Instruction => Gather every line below where "JSON" appears.
....
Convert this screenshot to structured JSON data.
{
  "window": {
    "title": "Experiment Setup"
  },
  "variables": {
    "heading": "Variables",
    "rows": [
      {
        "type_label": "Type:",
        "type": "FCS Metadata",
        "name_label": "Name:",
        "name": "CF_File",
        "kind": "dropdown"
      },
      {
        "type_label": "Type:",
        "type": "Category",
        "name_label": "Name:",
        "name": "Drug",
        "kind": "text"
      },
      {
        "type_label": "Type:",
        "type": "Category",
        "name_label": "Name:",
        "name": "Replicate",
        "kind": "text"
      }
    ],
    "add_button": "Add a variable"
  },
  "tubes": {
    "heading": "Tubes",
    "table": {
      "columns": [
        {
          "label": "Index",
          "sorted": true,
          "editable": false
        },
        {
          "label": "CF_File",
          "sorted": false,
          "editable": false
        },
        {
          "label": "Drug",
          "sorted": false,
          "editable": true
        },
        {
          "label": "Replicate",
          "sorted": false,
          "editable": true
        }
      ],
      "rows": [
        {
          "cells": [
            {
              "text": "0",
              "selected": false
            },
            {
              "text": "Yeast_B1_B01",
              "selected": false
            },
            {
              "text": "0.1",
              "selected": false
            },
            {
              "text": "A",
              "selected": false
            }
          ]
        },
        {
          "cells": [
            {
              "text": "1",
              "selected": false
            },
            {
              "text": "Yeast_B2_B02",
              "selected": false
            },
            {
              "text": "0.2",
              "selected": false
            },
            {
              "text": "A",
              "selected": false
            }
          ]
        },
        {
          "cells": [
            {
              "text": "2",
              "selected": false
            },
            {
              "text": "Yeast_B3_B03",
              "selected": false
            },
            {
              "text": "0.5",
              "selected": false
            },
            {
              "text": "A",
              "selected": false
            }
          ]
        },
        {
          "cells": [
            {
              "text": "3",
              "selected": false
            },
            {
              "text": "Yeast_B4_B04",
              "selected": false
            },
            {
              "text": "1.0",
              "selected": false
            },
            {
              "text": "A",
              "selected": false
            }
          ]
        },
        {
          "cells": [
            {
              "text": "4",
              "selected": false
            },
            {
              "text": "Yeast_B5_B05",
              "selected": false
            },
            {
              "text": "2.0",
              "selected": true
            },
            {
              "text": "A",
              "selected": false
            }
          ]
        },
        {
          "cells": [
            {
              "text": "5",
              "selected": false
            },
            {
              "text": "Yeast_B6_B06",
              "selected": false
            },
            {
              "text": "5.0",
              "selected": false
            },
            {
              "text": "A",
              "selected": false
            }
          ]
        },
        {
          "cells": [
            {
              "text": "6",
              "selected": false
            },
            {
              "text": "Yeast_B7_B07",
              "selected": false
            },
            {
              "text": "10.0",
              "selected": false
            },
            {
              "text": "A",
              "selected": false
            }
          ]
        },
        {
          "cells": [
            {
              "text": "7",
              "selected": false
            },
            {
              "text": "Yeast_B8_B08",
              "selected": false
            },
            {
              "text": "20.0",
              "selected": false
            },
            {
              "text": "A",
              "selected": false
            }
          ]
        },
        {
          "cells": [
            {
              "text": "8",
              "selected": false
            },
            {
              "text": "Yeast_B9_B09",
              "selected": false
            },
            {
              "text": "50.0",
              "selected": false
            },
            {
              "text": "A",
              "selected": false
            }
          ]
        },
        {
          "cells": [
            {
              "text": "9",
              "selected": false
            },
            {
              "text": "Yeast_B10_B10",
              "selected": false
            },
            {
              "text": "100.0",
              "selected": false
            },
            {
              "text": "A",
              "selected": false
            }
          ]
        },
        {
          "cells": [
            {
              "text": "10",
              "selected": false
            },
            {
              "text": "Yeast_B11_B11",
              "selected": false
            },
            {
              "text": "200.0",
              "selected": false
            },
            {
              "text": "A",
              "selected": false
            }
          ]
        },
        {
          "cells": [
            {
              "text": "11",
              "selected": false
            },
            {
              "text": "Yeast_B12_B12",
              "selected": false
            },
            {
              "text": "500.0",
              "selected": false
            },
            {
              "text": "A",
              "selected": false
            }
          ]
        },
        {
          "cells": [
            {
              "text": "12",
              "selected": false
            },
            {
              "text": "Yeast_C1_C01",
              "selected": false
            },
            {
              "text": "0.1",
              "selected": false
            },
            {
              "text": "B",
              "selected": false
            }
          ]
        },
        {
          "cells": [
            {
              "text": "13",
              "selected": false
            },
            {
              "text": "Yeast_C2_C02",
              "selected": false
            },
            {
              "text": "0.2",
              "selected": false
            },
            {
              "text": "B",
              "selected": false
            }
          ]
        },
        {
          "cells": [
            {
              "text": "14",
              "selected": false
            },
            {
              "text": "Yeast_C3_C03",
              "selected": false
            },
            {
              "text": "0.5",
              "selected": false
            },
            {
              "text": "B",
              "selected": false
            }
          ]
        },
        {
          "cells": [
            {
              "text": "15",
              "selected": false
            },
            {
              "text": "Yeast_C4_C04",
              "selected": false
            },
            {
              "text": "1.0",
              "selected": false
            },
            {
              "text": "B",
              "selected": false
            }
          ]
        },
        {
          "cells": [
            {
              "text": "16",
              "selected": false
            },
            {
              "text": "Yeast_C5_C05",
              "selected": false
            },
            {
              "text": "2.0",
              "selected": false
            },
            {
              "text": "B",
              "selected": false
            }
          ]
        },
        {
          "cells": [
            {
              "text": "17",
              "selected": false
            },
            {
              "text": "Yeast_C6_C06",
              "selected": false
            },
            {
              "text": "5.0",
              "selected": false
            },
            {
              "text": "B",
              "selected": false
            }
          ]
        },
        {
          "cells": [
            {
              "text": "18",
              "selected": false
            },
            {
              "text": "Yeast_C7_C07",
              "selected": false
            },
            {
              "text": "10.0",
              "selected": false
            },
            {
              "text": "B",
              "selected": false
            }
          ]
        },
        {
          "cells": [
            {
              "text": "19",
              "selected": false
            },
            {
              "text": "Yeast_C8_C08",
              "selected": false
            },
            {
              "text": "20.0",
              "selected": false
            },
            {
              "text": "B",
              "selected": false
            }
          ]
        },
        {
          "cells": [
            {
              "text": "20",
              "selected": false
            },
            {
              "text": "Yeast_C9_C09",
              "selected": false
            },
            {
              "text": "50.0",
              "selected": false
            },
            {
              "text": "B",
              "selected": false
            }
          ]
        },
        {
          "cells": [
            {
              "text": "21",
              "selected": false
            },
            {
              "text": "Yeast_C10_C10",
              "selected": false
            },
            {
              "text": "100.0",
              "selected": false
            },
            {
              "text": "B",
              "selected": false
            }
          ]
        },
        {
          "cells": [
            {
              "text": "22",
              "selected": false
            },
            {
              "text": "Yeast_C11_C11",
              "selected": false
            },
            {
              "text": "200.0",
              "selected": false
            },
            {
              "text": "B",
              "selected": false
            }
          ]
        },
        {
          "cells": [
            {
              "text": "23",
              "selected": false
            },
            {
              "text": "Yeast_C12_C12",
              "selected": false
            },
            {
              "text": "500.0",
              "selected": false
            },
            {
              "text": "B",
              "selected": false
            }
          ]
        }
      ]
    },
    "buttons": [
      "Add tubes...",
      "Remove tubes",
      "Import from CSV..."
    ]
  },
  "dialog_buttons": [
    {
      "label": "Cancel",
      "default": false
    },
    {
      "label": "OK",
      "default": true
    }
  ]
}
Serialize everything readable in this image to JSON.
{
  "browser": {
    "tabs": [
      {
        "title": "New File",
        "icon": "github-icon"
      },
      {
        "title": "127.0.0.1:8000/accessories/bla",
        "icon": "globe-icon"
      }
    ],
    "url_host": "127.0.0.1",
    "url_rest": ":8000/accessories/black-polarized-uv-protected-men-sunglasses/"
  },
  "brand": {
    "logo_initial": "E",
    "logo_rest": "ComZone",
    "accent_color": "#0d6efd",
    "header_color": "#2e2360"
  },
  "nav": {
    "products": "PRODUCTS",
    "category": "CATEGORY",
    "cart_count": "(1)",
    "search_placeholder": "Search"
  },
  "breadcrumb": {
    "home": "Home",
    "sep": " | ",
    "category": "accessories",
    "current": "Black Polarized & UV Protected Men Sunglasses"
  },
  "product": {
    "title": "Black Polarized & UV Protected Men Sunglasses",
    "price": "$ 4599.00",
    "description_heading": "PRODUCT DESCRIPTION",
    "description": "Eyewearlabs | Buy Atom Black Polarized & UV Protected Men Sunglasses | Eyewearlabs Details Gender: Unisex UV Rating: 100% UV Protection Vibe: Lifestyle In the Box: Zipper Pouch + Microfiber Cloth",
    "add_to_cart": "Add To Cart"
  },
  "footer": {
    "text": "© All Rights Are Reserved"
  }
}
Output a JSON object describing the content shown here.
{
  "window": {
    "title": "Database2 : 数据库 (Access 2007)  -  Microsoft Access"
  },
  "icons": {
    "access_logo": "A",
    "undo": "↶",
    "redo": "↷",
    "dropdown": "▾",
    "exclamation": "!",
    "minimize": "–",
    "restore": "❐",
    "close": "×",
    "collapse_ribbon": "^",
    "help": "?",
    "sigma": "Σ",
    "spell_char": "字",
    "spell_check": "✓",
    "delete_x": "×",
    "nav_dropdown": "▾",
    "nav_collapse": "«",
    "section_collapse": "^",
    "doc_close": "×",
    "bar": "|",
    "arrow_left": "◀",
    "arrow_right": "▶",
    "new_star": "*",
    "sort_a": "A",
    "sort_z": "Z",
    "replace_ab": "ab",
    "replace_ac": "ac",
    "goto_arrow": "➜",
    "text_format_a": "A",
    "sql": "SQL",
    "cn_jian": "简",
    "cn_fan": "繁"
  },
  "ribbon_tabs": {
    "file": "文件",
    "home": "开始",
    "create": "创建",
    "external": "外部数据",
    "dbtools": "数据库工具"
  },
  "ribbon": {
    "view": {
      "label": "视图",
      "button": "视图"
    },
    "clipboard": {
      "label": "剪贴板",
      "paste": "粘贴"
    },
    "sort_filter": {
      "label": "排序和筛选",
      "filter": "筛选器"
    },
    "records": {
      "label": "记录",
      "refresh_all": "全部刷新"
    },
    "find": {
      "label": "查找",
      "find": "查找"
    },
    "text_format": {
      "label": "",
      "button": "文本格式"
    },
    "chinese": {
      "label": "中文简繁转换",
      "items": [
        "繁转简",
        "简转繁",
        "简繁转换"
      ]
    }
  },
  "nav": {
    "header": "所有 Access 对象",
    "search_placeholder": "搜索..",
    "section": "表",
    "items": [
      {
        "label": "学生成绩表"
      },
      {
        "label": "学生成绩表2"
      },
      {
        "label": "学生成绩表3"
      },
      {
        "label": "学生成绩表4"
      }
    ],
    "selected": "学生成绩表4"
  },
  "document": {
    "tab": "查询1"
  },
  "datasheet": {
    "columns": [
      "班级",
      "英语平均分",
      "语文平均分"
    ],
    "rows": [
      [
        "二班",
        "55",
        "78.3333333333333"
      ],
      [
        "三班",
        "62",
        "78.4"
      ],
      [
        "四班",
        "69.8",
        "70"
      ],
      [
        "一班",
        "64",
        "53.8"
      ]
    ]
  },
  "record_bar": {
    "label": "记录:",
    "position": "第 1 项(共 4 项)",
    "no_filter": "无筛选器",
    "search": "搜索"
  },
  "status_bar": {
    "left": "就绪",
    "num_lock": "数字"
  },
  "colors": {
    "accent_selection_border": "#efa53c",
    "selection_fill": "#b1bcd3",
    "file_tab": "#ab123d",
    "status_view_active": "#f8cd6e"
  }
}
....
Worked solution =>
Convert this screenshot to structured JSON data.
Serialize everything readable in this image to JSON.
Output a JSON object describing the content shown here.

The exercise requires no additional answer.